• [EXTRAIT]
-=-=-
Cette absence d’empathie caractéristique du management toxique est (tristement) illustrée dans ce témoignage : « Je viens d’avoir un accident, je suis à l’hôpital à la salle d’urgence à 22h30. Ma boss me demande par message l’avancée sur un dossier loin d’être urgent. Je lui demande si on peut en reparler plus tard puisque je lui présente ma situation du moment (aux urgences avec des médecins). Elle me dit “oui bien sûr pardon prends soin de toi” avec des emojis. Quelques minutes après elle m’envoie un autre message pour me descendre et me dire “en cherchant, je vois pas bien ce que t’as accompli depuis le début” etc. Crise de convulsion aux urgences. Ce jour j’ai décidé d’arrêter de travailler pour elle et seulement d’attendre la fin de mon engagement. »
Et dans celui-là : « Jamais ils ne se sont posés la question de savoir si on avait les bon moyens et espaces de travail pour qu’on fasse notre travail correctement. La première chose qu’on nous a demandé c’est “Est-ce que vous vous sentez en danger au vu de l’épidémie?” mais c’était juste pour tâter le terrain et voir s’ils pouvaient nous remettre au bureau. Je trouvais la question sournoise et surtout elle était mal formulée. Le manque d’empathie, c’était la clé de la situation actuelle, de se sentir épié et d’avoir aucun soutien. Jamais il y a eu un lien plus humain. »
Le chronométrage minutieux des tâches
Au début du XXe siècle, l’ingénieur Frederick Taylor a inventé les principes de l’organisation scientifique du travail (OST). Il a observé minutieusement les ouvriers au travail, chronomètre à la main, pour établir pour chaque tâche un « one best way ». Dans ce type d’organisation, il y a ceux/celles qui pensent et ceux/celles qui exécutent, et il y a une durée précise pour chaque tâche. L’OST caractéristique du travail industriel n’a évidemment pas disparu et reste pertinente dans certains domaines et entreprises.
Mais là où on manipule des symboles, là où il faut innover et là où on demande de la créativité, il n’y a plus de « one best way ». Les individus font les tâches qu’on leur demande de manière singulière. Pourtant dans le monde des services, certain·e·s voudraient encore garder l’OST et mesurer les tâches comme le faisait Taylor. Comme ils/elles ne sont pas à une contradiction près, il n’est pas rare qu’ils / elles formulent des injonctions contradictoires et demandent à leurs équipes d’être innovantes tout en leur imposant une durée précise pour chaque tâche (or les deux sont incompatibles).
-=-=-
• [LIGNES FOURNIES]
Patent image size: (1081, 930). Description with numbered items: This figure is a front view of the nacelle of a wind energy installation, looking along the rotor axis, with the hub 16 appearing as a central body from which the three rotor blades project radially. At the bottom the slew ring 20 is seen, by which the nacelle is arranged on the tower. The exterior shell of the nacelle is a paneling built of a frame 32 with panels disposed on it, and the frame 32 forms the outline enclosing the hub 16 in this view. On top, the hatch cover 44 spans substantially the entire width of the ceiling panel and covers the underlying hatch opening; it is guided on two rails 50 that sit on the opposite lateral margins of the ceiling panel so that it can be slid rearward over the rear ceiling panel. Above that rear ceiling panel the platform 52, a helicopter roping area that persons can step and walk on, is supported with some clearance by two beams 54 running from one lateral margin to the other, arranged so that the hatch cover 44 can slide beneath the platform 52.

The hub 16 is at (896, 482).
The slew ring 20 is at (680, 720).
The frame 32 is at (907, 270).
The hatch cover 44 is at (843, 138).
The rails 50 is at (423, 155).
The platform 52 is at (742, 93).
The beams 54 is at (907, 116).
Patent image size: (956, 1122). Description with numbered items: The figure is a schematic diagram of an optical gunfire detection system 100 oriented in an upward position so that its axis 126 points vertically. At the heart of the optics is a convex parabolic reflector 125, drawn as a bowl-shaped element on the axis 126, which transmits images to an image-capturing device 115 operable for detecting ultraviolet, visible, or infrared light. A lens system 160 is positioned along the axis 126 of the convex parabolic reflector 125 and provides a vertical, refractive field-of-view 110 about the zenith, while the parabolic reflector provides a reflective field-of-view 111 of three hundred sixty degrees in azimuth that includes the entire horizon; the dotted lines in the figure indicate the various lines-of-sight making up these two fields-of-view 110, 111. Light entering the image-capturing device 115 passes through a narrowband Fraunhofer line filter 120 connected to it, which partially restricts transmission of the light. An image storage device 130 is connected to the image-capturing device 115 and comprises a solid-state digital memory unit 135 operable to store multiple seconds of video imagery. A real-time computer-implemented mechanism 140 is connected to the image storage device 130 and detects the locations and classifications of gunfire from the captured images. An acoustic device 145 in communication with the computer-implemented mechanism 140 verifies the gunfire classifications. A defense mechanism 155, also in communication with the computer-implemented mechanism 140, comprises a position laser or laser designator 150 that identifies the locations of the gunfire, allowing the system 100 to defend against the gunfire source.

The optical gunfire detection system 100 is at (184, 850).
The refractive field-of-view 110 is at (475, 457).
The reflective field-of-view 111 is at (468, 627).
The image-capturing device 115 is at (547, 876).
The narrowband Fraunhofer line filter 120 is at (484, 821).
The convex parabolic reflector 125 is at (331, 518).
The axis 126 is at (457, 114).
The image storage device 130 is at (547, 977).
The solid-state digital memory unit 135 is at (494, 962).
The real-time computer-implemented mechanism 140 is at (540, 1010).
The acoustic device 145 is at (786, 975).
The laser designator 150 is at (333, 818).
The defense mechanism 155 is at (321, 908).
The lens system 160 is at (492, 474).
-=-=-
• [SÉRIE D'EXERCICES]
1. Recopiez, dans l'extrait sur le management toxique, le passage qui s'ouvre sur les mots contenant « Le chronométrage minutieux » et se ferme sur « domaines et entreprises. ».
2. Répondez à ces questions sur l'extrait sur le management toxique :
(a) À quelle heure la personne du premier témoignage se trouve-t-elle à la salle d'urgence ?
(b) Qui a inventé les principes de l'organisation scientifique du travail ?
(c) Quel instrument Taylor avait-il à la main en observant les ouvriers ?
3. Prolongez l'extrait sur le management toxique au-delà de sa dernière phrase.
Les lignes constituent un matériau à part, indépendant de l'extrait.

• [LISTE DES RÉPONSES]
1.
Le chronométrage minutieux des tâches
Au début du XXe siècle, l’ingénieur Frederick Taylor a inventé les principes de l’organisation scientifique du travail (OST). Il a observé minutieusement les ouvriers au travail, chronomètre à la main, pour établir pour chaque tâche un « one best way ». Dans ce type d’organisation, il y a ceux/celles qui pensent et ceux/celles qui exécutent, et il y a une durée précise pour chaque tâche. L’OST caractéristique du travail industriel n’a évidemment pas disparu et reste pertinente dans certains domaines et entreprises.

2.
(a) À 22h30.
(b) L'ingénieur Frederick Taylor.
(c) Un chronomètre.

3.
L’un des témoignages recueillis est éloquent : « Un de mes anciens boss voulait chronométrer les tâches de chaque personne de l’équipe pour qu’on optimise notre taf. On était des graphistes en agence de communication, je précise. On devenait peu à peu des robots vidés de leur âme. 80% de l’équipe est partie l’année d’après… »
Le harcèlement moral (aussi appelé mobbing), caractérisé par des pratiques répétées et systématiques qui mettent en danger la santé et l’intégrité d’une personne, est un phénomène auquel on s’intéresse depuis plus de vingt ans. En France, la parution du livre de Marie-France Hiridoyen en 1998 (Le harcèlement moral) a marqué les esprits. On sait aujourd’hui que le harcèlement moral au travail est courant et qu’il engendre stress, burnout et dépression.
Mais en accélérant la transition numérique du travail, de la communication et de tous nos usages, la période de pandémie que nous traversons devrait nous interroger sur la « transition » du harcèlement moral, c’est-à-dire les nouvelles formes qu’il prend avec les outils numériques. Cela questionne de manière nouvelle les droits des salarié·e·s sur les données produites dans le cadre du travail. Quels nouveaux usages et nouvelles protections devrait-on inventer pour limiter la toxicité managériale devenue tentaculaire avec le numérique ? Une chose est claire : non seulement, le harcèlement ne disparaît pas avec le télétravail, mais il peut même devenir plus toxique encore.